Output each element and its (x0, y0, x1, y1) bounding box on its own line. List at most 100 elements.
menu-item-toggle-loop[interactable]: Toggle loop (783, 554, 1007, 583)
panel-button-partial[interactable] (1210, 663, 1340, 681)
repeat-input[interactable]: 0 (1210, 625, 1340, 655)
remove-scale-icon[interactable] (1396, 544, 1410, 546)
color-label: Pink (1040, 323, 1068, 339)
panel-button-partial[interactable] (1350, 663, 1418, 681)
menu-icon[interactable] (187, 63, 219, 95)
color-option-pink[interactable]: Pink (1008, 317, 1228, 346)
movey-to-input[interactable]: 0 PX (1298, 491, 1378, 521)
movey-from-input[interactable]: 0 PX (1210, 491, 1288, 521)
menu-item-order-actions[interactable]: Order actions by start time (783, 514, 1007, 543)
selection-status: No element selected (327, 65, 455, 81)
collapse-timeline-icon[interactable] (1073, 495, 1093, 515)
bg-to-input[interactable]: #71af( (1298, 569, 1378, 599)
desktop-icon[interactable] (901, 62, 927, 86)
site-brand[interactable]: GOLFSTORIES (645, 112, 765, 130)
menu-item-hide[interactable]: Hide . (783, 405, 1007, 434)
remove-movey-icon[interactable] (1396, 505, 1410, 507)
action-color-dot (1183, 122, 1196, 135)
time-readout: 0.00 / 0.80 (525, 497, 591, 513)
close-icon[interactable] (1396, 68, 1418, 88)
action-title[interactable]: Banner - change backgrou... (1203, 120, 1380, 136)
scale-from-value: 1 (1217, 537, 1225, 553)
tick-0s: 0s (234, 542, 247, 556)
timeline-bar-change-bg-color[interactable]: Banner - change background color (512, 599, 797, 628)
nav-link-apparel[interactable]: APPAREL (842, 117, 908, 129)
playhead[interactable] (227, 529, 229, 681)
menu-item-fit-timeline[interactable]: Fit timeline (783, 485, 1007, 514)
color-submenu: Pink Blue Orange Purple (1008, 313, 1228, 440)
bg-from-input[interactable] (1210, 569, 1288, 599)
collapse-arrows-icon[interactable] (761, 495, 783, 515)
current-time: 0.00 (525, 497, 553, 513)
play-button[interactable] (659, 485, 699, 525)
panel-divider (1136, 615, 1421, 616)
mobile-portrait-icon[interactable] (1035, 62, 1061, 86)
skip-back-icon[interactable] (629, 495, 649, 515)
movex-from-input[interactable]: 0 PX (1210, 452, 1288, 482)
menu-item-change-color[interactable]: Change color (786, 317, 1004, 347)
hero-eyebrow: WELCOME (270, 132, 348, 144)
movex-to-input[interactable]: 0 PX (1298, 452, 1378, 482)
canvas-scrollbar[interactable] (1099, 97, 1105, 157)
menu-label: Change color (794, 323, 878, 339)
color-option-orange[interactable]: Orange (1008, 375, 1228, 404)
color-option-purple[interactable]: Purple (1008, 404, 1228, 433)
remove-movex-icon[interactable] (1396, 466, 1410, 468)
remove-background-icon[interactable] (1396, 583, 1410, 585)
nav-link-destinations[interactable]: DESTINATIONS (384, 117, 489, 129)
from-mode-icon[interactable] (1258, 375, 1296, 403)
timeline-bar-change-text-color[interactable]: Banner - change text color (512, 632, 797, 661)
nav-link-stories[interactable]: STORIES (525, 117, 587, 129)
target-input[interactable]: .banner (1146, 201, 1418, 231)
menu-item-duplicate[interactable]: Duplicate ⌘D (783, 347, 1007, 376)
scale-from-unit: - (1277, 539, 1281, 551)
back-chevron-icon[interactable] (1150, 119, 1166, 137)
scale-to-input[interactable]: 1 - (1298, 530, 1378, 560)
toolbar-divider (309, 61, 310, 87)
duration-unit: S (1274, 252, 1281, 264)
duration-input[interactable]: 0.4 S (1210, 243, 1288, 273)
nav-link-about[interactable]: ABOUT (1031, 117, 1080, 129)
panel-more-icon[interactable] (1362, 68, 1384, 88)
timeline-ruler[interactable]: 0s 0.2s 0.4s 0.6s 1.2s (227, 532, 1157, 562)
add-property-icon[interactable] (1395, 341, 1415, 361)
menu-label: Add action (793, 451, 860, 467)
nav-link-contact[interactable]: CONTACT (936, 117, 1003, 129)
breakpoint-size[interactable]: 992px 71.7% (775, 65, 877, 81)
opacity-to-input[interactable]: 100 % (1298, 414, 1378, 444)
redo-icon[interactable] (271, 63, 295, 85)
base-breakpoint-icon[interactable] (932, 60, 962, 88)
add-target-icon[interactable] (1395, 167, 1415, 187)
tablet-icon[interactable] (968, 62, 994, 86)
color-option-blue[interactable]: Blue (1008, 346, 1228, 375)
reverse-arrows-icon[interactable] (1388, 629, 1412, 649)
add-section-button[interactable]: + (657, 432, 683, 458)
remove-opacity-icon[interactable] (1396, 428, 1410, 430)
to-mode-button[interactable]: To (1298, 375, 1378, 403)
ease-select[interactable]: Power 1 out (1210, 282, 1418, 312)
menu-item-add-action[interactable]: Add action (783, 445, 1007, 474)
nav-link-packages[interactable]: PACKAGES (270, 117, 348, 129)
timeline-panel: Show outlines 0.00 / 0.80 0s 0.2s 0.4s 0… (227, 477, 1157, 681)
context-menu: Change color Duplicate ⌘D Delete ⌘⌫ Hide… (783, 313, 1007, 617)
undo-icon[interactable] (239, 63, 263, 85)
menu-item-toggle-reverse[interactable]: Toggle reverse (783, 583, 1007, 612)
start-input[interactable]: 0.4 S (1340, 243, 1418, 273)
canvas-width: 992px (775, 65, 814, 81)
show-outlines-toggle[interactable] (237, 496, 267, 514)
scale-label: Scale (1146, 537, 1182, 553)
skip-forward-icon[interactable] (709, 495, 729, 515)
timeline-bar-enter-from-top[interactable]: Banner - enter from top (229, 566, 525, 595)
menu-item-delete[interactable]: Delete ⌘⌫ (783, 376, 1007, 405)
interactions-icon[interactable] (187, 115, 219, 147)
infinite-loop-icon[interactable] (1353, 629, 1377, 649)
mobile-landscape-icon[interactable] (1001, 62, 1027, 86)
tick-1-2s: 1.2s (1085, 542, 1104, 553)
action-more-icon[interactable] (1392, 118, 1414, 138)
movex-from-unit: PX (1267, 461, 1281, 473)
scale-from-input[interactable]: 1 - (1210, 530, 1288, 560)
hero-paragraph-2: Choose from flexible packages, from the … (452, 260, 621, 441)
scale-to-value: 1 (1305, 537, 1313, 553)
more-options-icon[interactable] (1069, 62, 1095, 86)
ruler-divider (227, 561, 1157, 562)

============

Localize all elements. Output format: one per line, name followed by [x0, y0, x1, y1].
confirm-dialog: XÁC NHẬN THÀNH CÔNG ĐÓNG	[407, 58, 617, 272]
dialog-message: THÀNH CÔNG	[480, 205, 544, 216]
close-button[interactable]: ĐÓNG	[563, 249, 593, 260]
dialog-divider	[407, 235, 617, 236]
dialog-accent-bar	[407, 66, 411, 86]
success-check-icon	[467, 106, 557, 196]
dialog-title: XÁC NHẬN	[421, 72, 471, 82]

============

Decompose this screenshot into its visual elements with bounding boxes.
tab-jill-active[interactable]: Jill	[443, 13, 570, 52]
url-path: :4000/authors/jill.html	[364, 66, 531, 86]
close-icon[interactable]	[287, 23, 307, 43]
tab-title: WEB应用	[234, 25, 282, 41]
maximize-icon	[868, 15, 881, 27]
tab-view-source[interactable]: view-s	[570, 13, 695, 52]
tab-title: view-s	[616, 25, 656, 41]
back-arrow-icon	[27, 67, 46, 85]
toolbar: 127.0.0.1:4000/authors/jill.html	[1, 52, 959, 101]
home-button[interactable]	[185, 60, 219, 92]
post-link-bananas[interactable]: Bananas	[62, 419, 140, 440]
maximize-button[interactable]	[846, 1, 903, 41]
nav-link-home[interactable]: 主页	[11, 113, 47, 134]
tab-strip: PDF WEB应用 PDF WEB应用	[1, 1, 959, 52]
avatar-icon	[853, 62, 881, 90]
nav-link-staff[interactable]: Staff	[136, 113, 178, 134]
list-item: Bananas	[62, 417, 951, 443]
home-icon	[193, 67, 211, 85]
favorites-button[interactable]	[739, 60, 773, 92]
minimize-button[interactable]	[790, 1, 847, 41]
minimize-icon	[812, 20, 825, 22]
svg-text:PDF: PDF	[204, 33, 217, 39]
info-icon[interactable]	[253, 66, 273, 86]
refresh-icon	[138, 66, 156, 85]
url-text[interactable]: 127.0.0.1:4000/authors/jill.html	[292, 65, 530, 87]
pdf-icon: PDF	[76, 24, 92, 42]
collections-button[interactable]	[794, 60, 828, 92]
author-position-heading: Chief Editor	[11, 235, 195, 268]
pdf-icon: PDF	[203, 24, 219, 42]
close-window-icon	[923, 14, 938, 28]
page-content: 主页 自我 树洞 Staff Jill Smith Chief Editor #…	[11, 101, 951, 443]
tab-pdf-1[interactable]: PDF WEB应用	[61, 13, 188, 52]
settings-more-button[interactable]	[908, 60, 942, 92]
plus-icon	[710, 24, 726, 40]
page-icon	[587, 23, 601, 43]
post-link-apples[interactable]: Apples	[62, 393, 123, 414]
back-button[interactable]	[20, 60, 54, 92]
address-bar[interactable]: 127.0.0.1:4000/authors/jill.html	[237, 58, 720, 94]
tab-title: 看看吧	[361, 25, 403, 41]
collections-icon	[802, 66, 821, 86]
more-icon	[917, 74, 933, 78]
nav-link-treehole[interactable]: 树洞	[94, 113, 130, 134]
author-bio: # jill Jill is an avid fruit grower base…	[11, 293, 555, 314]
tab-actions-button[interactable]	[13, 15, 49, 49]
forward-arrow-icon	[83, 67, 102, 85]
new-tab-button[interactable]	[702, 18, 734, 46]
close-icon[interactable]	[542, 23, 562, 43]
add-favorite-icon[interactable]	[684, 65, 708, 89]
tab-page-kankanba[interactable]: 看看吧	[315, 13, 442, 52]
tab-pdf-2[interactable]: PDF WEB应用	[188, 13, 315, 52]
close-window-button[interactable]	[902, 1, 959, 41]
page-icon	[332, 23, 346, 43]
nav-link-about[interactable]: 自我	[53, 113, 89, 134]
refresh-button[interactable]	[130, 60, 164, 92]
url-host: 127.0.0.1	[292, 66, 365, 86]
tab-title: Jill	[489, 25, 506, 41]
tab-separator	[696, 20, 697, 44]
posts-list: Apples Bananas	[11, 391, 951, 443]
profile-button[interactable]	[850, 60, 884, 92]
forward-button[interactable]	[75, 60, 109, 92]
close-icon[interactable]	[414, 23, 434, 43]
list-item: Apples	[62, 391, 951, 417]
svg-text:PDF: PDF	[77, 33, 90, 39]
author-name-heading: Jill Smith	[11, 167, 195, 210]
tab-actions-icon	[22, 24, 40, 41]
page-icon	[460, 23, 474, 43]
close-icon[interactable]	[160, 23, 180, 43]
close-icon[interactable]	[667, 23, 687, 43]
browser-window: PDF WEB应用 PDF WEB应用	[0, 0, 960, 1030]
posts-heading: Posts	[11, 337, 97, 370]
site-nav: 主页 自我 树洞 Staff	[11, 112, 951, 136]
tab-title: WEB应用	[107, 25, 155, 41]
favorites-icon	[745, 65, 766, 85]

============

GOAL OF THE EXERCISE: Rewrite the data between the lines holding "Decompose this screenshot" and "60, 219, 92]", inclusive, replacing "toolbar" with "address-bar" and changing nothing else. Return only those lines.

RESULT OF THIS TASK:
Decompose this screenshot into its visual elements with bounding boxes.
tab-jill-active[interactable]: Jill	[443, 13, 570, 52]
url-path: :4000/authors/jill.html	[364, 66, 531, 86]
close-icon[interactable]	[287, 23, 307, 43]
tab-title: WEB应用	[234, 25, 282, 41]
maximize-icon	[868, 15, 881, 27]
tab-view-source[interactable]: view-s	[570, 13, 695, 52]
tab-title: view-s	[616, 25, 656, 41]
back-arrow-icon	[27, 67, 46, 85]
address-bar: 127.0.0.1:4000/authors/jill.html	[1, 52, 959, 101]
home-button[interactable]	[185, 60, 219, 92]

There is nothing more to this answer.